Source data
○ ○ ○ ○ ○

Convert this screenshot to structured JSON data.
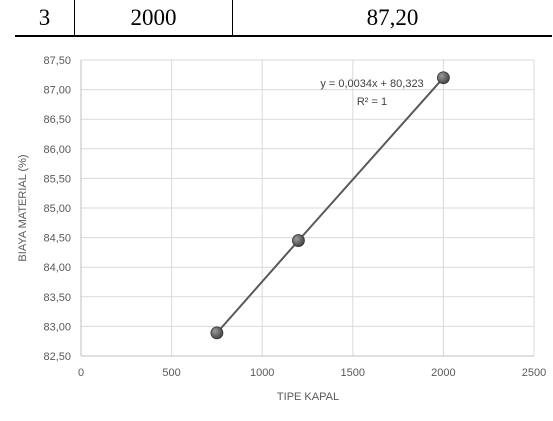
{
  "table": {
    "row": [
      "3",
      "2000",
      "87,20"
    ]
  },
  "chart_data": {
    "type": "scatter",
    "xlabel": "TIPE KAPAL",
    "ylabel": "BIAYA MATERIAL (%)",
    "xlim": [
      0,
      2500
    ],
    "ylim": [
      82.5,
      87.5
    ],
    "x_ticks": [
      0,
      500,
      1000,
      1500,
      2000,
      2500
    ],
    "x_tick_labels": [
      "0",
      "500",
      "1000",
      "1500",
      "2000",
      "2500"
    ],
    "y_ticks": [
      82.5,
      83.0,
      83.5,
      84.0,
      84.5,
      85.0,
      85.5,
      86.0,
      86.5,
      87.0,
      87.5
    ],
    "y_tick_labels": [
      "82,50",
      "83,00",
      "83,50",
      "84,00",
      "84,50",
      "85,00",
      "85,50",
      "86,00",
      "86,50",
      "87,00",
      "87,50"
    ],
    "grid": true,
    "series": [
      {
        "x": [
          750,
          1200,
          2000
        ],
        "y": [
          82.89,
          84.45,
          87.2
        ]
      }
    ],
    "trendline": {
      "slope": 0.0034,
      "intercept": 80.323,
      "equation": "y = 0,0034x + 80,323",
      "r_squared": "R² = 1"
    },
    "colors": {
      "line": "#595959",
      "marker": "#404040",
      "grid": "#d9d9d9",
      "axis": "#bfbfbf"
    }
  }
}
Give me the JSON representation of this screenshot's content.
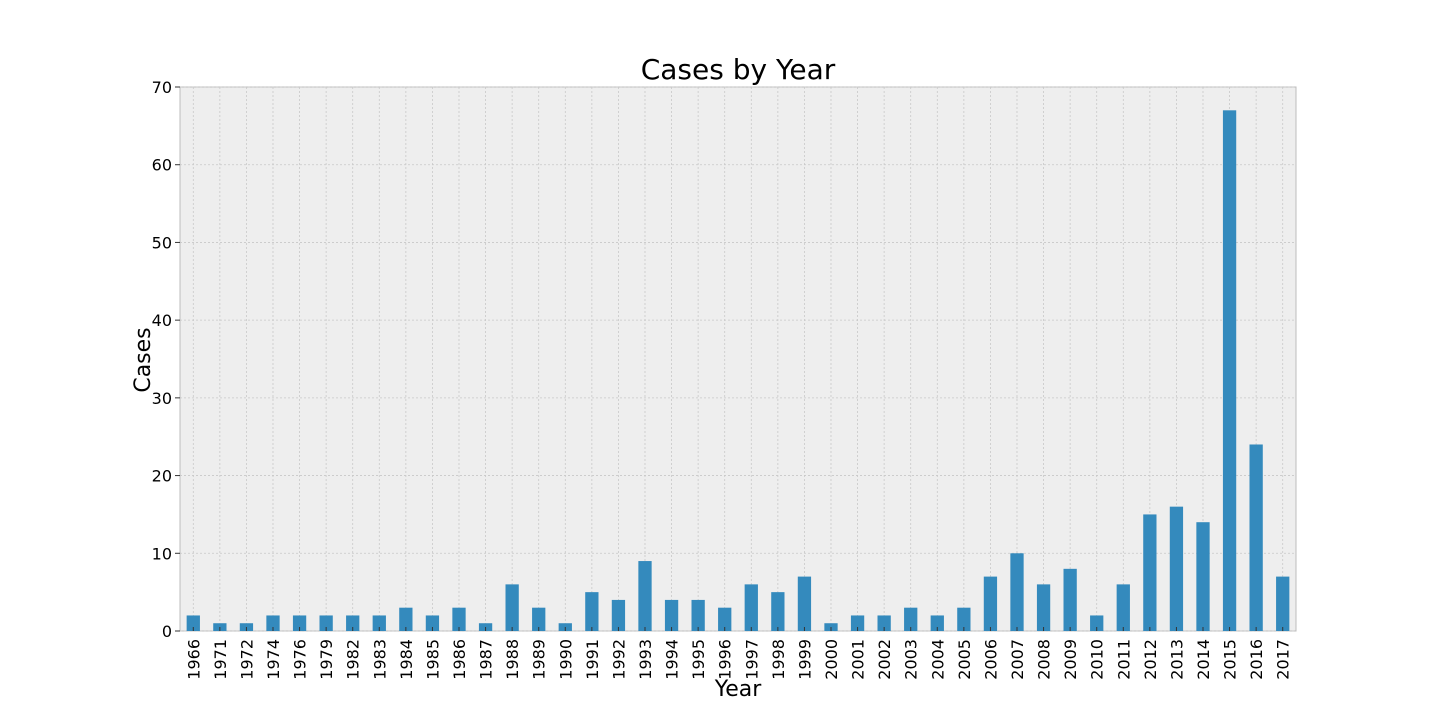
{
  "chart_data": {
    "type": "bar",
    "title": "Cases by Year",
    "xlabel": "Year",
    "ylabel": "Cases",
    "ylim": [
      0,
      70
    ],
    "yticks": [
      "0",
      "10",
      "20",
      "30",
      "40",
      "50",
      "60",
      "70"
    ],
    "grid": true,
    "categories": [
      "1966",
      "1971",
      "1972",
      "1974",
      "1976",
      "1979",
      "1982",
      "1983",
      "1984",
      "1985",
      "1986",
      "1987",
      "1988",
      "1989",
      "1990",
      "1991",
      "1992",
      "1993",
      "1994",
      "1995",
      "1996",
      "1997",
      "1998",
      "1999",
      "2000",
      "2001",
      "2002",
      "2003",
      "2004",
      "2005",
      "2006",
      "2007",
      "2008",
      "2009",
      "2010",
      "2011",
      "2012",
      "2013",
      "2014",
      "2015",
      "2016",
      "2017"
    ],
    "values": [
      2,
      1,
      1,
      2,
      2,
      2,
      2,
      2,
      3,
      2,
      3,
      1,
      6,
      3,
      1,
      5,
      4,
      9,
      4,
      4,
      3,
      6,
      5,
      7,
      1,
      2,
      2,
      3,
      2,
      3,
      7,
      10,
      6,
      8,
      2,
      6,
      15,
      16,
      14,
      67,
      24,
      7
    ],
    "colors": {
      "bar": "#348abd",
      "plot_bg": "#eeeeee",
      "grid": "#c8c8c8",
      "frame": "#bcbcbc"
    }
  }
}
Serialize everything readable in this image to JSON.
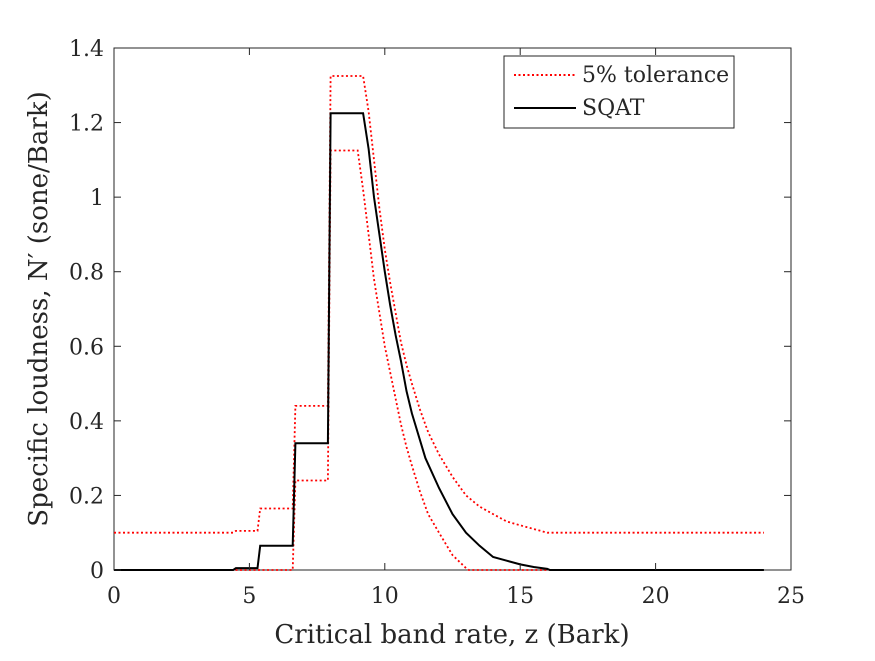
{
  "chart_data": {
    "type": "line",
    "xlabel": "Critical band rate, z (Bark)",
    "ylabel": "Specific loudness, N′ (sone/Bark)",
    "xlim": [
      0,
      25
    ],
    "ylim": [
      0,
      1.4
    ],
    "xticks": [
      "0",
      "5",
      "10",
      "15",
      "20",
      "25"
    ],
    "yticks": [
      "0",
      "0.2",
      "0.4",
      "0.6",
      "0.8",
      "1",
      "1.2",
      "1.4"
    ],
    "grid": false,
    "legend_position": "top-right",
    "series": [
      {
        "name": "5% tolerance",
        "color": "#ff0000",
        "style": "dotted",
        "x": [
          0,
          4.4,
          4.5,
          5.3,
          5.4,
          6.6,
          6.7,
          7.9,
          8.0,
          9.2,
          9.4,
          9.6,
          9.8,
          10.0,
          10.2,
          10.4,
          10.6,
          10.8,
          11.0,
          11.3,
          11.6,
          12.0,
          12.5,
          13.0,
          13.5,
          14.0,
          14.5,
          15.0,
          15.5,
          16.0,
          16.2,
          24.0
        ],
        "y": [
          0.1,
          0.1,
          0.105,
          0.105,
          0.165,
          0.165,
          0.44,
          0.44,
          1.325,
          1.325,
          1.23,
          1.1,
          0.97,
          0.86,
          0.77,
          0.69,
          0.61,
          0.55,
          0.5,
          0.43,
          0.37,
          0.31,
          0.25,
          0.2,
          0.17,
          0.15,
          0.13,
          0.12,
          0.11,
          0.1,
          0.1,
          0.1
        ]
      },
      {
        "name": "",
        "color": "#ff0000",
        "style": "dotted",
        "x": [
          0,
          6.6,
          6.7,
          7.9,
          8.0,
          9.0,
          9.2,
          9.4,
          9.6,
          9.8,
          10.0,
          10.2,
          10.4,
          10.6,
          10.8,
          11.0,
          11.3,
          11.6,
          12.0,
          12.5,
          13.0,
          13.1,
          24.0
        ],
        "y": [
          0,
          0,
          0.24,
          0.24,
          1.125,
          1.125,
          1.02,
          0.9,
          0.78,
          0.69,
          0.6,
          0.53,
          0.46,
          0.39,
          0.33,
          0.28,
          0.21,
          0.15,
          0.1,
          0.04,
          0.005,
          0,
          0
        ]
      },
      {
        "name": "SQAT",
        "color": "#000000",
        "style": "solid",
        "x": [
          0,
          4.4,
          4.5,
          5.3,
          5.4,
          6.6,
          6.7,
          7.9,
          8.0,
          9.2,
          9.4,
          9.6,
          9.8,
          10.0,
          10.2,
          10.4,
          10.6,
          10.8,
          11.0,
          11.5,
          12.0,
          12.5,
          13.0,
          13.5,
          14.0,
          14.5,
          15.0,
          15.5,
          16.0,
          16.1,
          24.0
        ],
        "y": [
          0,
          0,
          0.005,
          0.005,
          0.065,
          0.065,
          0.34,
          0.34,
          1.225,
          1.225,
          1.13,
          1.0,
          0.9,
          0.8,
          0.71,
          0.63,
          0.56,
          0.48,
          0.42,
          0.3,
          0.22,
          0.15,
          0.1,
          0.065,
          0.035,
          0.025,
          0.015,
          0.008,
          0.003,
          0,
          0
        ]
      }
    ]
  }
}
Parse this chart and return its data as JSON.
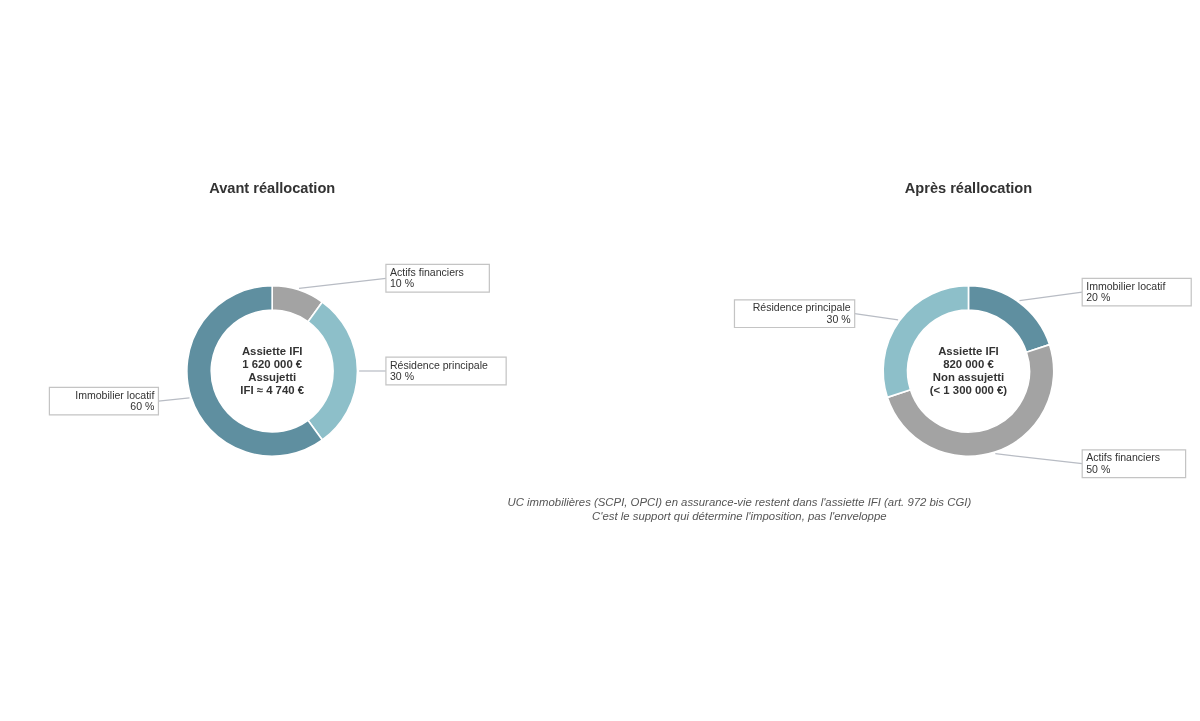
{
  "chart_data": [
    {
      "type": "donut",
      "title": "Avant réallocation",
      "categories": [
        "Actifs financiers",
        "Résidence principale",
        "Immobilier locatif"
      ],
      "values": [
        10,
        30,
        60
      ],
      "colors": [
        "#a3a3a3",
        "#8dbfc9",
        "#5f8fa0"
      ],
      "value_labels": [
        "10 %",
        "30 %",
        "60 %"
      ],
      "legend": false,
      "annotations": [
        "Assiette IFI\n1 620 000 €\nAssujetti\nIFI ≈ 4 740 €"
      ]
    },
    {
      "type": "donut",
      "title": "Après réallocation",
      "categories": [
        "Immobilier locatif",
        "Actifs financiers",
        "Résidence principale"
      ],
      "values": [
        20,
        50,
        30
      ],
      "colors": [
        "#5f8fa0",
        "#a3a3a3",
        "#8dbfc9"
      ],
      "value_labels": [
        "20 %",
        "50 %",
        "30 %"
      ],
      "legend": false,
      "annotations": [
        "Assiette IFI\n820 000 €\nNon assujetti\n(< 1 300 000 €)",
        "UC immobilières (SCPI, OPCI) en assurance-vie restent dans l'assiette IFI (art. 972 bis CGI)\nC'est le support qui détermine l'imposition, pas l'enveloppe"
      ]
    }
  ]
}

○ ○ ○ ○ ○

Request. Leave the pictures out and print the records above exactly as they stand.

Finished task.
Convert this screenshot to structured JSON data.
{
  "table": {
    "row": [
      "3",
      "2000",
      "87,20"
    ]
  },
  "chart_data": {
    "type": "scatter",
    "xlabel": "TIPE KAPAL",
    "ylabel": "BIAYA MATERIAL (%)",
    "xlim": [
      0,
      2500
    ],
    "ylim": [
      82.5,
      87.5
    ],
    "x_ticks": [
      0,
      500,
      1000,
      1500,
      2000,
      2500
    ],
    "x_tick_labels": [
      "0",
      "500",
      "1000",
      "1500",
      "2000",
      "2500"
    ],
    "y_ticks": [
      82.5,
      83.0,
      83.5,
      84.0,
      84.5,
      85.0,
      85.5,
      86.0,
      86.5,
      87.0,
      87.5
    ],
    "y_tick_labels": [
      "82,50",
      "83,00",
      "83,50",
      "84,00",
      "84,50",
      "85,00",
      "85,50",
      "86,00",
      "86,50",
      "87,00",
      "87,50"
    ],
    "grid": true,
    "series": [
      {
        "x": [
          750,
          1200,
          2000
        ],
        "y": [
          82.89,
          84.45,
          87.2
        ]
      }
    ],
    "trendline": {
      "slope": 0.0034,
      "intercept": 80.323,
      "equation": "y = 0,0034x + 80,323",
      "r_squared": "R² = 1"
    },
    "colors": {
      "line": "#595959",
      "marker": "#404040",
      "grid": "#d9d9d9",
      "axis": "#bfbfbf"
    }
  }
}
Give me the JSON representation of this screenshot's content.
{
  "chart_data": {
    "type": "bar",
    "title": "Cases by Year",
    "xlabel": "Year",
    "ylabel": "Cases",
    "ylim": [
      0,
      70
    ],
    "yticks": [
      "0",
      "10",
      "20",
      "30",
      "40",
      "50",
      "60",
      "70"
    ],
    "grid": true,
    "categories": [
      "1966",
      "1971",
      "1972",
      "1974",
      "1976",
      "1979",
      "1982",
      "1983",
      "1984",
      "1985",
      "1986",
      "1987",
      "1988",
      "1989",
      "1990",
      "1991",
      "1992",
      "1993",
      "1994",
      "1995",
      "1996",
      "1997",
      "1998",
      "1999",
      "2000",
      "2001",
      "2002",
      "2003",
      "2004",
      "2005",
      "2006",
      "2007",
      "2008",
      "2009",
      "2010",
      "2011",
      "2012",
      "2013",
      "2014",
      "2015",
      "2016",
      "2017"
    ],
    "values": [
      2,
      1,
      1,
      2,
      2,
      2,
      2,
      2,
      3,
      2,
      3,
      1,
      6,
      3,
      1,
      5,
      4,
      9,
      4,
      4,
      3,
      6,
      5,
      7,
      1,
      2,
      2,
      3,
      2,
      3,
      7,
      10,
      6,
      8,
      2,
      6,
      15,
      16,
      14,
      67,
      24,
      7
    ],
    "colors": {
      "bar": "#348abd",
      "plot_bg": "#eeeeee",
      "grid": "#c8c8c8",
      "frame": "#bcbcbc"
    }
  }
}
Serialize everything readable in this image to JSON.
{
  "chart_data": {
    "type": "line",
    "xlabel": "Critical band rate, z (Bark)",
    "ylabel": "Specific loudness, N′ (sone/Bark)",
    "xlim": [
      0,
      25
    ],
    "ylim": [
      0,
      1.4
    ],
    "xticks": [
      "0",
      "5",
      "10",
      "15",
      "20",
      "25"
    ],
    "yticks": [
      "0",
      "0.2",
      "0.4",
      "0.6",
      "0.8",
      "1",
      "1.2",
      "1.4"
    ],
    "grid": false,
    "legend_position": "top-right",
    "series": [
      {
        "name": "5% tolerance",
        "color": "#ff0000",
        "style": "dotted",
        "x": [
          0,
          4.4,
          4.5,
          5.3,
          5.4,
          6.6,
          6.7,
          7.9,
          8.0,
          9.2,
          9.4,
          9.6,
          9.8,
          10.0,
          10.2,
          10.4,
          10.6,
          10.8,
          11.0,
          11.3,
          11.6,
          12.0,
          12.5,
          13.0,
          13.5,
          14.0,
          14.5,
          15.0,
          15.5,
          16.0,
          16.2,
          24.0
        ],
        "y": [
          0.1,
          0.1,
          0.105,
          0.105,
          0.165,
          0.165,
          0.44,
          0.44,
          1.325,
          1.325,
          1.23,
          1.1,
          0.97,
          0.86,
          0.77,
          0.69,
          0.61,
          0.55,
          0.5,
          0.43,
          0.37,
          0.31,
          0.25,
          0.2,
          0.17,
          0.15,
          0.13,
          0.12,
          0.11,
          0.1,
          0.1,
          0.1
        ]
      },
      {
        "name": "",
        "color": "#ff0000",
        "style": "dotted",
        "x": [
          0,
          6.6,
          6.7,
          7.9,
          8.0,
          9.0,
          9.2,
          9.4,
          9.6,
          9.8,
          10.0,
          10.2,
          10.4,
          10.6,
          10.8,
          11.0,
          11.3,
          11.6,
          12.0,
          12.5,
          13.0,
          13.1,
          24.0
        ],
        "y": [
          0,
          0,
          0.24,
          0.24,
          1.125,
          1.125,
          1.02,
          0.9,
          0.78,
          0.69,
          0.6,
          0.53,
          0.46,
          0.39,
          0.33,
          0.28,
          0.21,
          0.15,
          0.1,
          0.04,
          0.005,
          0,
          0
        ]
      },
      {
        "name": "SQAT",
        "color": "#000000",
        "style": "solid",
        "x": [
          0,
          4.4,
          4.5,
          5.3,
          5.4,
          6.6,
          6.7,
          7.9,
          8.0,
          9.2,
          9.4,
          9.6,
          9.8,
          10.0,
          10.2,
          10.4,
          10.6,
          10.8,
          11.0,
          11.5,
          12.0,
          12.5,
          13.0,
          13.5,
          14.0,
          14.5,
          15.0,
          15.5,
          16.0,
          16.1,
          24.0
        ],
        "y": [
          0,
          0,
          0.005,
          0.005,
          0.065,
          0.065,
          0.34,
          0.34,
          1.225,
          1.225,
          1.13,
          1.0,
          0.9,
          0.8,
          0.71,
          0.63,
          0.56,
          0.48,
          0.42,
          0.3,
          0.22,
          0.15,
          0.1,
          0.065,
          0.035,
          0.025,
          0.015,
          0.008,
          0.003,
          0,
          0
        ]
      }
    ]
  }
}
Parse this chart and return its data as JSON.
{
  "chart_data": [
    {
      "type": "donut",
      "title": "Avant réallocation",
      "categories": [
        "Actifs financiers",
        "Résidence principale",
        "Immobilier locatif"
      ],
      "values": [
        10,
        30,
        60
      ],
      "colors": [
        "#a3a3a3",
        "#8dbfc9",
        "#5f8fa0"
      ],
      "value_labels": [
        "10 %",
        "30 %",
        "60 %"
      ],
      "legend": false,
      "annotations": [
        "Assiette IFI\n1 620 000 €\nAssujetti\nIFI ≈ 4 740 €"
      ]
    },
    {
      "type": "donut",
      "title": "Après réallocation",
      "categories": [
        "Immobilier locatif",
        "Actifs financiers",
        "Résidence principale"
      ],
      "values": [
        20,
        50,
        30
      ],
      "colors": [
        "#5f8fa0",
        "#a3a3a3",
        "#8dbfc9"
      ],
      "value_labels": [
        "20 %",
        "50 %",
        "30 %"
      ],
      "legend": false,
      "annotations": [
        "Assiette IFI\n820 000 €\nNon assujetti\n(< 1 300 000 €)",
        "UC immobilières (SCPI, OPCI) en assurance-vie restent dans l'assiette IFI (art. 972 bis CGI)\nC'est le support qui détermine l'imposition, pas l'enveloppe"
      ]
    }
  ]
}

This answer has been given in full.